--- START OF Data section ---

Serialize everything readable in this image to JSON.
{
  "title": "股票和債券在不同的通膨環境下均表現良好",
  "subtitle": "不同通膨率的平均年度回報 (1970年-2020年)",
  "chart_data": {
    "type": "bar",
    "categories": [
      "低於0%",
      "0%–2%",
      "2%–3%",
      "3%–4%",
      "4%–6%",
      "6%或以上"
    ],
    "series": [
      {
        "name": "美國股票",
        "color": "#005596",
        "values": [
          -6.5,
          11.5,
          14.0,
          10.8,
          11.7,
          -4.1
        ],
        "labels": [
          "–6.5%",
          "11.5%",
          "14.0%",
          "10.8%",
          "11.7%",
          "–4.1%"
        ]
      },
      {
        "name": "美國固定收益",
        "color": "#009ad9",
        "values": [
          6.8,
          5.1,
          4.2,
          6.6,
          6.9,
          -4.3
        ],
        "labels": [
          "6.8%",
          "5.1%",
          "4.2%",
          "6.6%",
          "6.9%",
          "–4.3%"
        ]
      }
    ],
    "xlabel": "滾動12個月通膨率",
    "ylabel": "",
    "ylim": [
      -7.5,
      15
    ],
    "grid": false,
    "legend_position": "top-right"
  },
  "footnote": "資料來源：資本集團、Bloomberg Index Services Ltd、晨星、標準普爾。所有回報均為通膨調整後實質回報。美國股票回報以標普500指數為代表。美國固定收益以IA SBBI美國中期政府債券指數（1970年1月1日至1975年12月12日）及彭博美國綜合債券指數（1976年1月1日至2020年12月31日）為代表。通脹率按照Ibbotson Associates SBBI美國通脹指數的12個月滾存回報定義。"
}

--- END OF Data section ---
--- START OF Data section ---

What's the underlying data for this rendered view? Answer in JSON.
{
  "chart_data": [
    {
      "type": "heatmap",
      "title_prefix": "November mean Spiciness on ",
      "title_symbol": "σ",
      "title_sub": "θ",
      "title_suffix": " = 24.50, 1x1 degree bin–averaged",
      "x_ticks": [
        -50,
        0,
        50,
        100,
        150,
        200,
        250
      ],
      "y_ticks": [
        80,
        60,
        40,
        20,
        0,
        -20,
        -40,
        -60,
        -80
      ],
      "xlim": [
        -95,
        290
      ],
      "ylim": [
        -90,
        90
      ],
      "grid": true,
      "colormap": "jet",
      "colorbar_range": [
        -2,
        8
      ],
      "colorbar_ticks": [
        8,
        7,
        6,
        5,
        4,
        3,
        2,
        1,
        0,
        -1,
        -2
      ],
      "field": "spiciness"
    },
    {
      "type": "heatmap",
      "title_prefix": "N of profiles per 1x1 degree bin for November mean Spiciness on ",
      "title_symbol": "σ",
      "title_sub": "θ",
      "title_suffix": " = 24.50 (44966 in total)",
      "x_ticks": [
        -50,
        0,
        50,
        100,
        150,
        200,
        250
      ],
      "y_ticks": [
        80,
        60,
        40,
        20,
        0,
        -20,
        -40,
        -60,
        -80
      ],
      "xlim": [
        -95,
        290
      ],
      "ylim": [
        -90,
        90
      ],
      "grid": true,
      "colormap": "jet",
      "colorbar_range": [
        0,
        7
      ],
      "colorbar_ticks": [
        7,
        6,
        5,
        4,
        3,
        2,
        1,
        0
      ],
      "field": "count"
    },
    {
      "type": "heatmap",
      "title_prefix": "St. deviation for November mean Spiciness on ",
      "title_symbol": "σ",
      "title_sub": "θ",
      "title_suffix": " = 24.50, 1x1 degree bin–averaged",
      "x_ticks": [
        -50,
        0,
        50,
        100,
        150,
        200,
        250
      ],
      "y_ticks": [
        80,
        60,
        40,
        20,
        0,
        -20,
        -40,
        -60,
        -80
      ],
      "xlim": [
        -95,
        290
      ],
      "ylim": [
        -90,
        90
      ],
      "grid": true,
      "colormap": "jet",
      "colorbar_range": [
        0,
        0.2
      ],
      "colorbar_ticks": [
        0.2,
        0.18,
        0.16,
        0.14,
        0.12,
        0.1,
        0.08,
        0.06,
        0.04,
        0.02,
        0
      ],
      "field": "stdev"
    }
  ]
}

--- END OF Data section ---
--- START OF Data section ---

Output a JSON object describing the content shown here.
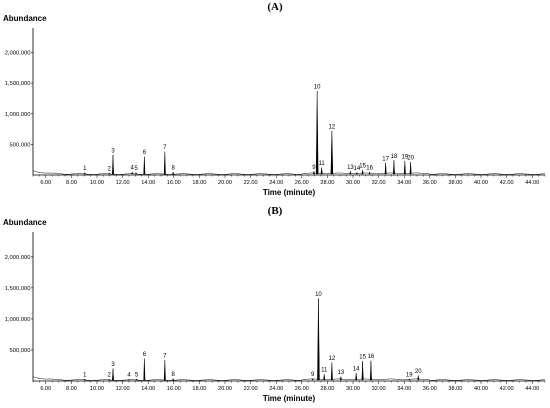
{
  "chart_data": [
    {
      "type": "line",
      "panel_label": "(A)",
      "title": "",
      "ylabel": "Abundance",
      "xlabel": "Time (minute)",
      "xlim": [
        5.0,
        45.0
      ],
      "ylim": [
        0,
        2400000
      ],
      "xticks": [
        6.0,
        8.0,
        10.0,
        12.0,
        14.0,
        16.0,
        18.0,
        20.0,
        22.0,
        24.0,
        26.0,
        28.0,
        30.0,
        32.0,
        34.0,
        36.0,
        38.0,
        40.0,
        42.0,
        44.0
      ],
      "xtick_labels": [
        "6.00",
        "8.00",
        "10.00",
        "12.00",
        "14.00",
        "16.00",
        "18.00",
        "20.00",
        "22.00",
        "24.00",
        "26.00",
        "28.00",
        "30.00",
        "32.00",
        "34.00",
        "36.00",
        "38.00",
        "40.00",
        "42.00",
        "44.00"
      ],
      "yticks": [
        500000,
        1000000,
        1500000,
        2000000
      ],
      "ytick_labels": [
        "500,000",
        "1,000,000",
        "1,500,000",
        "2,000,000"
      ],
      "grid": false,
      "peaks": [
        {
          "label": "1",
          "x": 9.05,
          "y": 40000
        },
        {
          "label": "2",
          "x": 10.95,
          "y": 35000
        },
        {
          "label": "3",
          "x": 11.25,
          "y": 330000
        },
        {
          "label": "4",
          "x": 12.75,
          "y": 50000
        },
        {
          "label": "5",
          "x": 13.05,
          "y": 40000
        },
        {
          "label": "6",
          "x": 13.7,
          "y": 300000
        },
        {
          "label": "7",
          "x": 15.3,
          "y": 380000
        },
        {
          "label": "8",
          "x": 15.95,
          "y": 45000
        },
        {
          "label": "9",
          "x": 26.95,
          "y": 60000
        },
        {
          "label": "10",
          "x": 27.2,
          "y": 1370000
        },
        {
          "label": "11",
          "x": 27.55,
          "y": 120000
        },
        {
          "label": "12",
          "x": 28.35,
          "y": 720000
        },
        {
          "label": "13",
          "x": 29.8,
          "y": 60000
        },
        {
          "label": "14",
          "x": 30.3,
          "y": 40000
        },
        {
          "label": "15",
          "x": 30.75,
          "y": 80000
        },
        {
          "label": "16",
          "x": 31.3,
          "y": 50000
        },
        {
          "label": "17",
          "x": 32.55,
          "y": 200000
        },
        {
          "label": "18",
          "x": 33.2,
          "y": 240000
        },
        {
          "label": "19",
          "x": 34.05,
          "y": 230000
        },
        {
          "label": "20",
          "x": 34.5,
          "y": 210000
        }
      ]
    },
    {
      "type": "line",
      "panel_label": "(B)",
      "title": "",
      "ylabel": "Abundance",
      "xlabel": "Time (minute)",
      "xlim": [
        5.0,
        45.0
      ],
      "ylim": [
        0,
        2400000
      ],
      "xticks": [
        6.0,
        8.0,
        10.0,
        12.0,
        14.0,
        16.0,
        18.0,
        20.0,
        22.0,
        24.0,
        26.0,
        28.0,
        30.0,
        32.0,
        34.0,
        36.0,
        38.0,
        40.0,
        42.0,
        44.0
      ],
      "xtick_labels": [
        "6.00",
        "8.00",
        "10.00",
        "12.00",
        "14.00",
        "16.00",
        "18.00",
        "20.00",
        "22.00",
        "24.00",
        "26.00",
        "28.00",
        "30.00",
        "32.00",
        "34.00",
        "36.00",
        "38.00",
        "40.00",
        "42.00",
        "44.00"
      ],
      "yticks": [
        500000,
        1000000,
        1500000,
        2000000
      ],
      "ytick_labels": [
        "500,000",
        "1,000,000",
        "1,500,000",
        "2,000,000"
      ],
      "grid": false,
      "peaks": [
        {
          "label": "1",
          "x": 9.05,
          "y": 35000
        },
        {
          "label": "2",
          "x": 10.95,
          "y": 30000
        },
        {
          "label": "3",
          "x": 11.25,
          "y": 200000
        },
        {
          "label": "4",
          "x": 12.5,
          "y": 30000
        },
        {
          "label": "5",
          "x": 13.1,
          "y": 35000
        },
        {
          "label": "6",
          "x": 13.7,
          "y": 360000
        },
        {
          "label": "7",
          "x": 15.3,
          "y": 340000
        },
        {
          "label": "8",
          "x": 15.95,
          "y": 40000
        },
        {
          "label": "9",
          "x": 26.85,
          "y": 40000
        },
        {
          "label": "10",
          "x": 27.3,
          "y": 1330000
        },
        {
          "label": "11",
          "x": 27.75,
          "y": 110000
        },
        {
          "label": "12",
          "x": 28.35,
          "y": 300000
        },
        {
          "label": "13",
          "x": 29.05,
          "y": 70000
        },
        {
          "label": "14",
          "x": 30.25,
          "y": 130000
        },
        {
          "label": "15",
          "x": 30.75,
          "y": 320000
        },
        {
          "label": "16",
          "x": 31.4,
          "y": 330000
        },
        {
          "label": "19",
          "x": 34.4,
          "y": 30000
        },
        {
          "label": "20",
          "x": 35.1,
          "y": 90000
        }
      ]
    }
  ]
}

--- END OF Data section ---

* _Task brief_: Count how many lines contain "November" and give only that count.

* _Correct output_: 3